▸ INSTRUCTION
Look through the data below and work out how many lines contain the string "that". Give the number alone.

[BEGIN INPUT FOR THIS TASK]

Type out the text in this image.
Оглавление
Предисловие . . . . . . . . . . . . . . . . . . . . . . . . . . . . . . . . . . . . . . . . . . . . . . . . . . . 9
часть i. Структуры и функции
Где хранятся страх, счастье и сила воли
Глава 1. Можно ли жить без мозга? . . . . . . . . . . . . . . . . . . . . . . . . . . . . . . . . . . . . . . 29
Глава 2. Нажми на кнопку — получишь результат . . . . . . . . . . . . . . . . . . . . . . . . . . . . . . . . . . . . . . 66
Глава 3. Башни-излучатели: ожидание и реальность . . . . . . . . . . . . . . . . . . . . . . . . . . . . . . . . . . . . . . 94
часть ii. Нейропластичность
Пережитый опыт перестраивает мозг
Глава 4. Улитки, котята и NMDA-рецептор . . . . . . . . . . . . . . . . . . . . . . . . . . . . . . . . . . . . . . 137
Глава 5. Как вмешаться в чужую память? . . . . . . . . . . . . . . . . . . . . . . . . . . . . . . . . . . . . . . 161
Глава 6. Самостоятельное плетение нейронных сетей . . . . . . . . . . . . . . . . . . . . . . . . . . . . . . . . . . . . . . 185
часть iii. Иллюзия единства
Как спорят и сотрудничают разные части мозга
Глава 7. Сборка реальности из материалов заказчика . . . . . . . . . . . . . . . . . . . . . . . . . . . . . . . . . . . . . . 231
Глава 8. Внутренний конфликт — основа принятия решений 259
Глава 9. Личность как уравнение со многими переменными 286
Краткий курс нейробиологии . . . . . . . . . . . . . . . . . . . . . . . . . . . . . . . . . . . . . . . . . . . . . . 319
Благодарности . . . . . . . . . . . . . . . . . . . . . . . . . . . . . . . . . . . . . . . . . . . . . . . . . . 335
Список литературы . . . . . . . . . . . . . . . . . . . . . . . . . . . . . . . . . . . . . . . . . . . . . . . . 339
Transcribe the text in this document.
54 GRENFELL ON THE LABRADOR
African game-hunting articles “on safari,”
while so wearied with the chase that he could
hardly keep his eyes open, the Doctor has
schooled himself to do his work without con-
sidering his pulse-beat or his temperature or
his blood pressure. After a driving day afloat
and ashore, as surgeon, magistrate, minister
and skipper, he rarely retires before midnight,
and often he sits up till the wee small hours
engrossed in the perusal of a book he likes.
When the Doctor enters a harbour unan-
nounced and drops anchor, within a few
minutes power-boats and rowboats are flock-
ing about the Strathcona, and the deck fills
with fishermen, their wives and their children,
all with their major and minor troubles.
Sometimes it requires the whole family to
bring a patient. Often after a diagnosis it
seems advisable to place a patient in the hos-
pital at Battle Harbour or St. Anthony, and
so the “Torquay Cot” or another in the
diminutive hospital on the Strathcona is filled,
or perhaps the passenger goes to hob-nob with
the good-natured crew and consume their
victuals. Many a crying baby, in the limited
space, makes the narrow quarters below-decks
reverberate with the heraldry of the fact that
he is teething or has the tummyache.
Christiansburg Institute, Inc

[END INPUT FOR THIS TASK]

▸ EXERCISE SOLUTION
2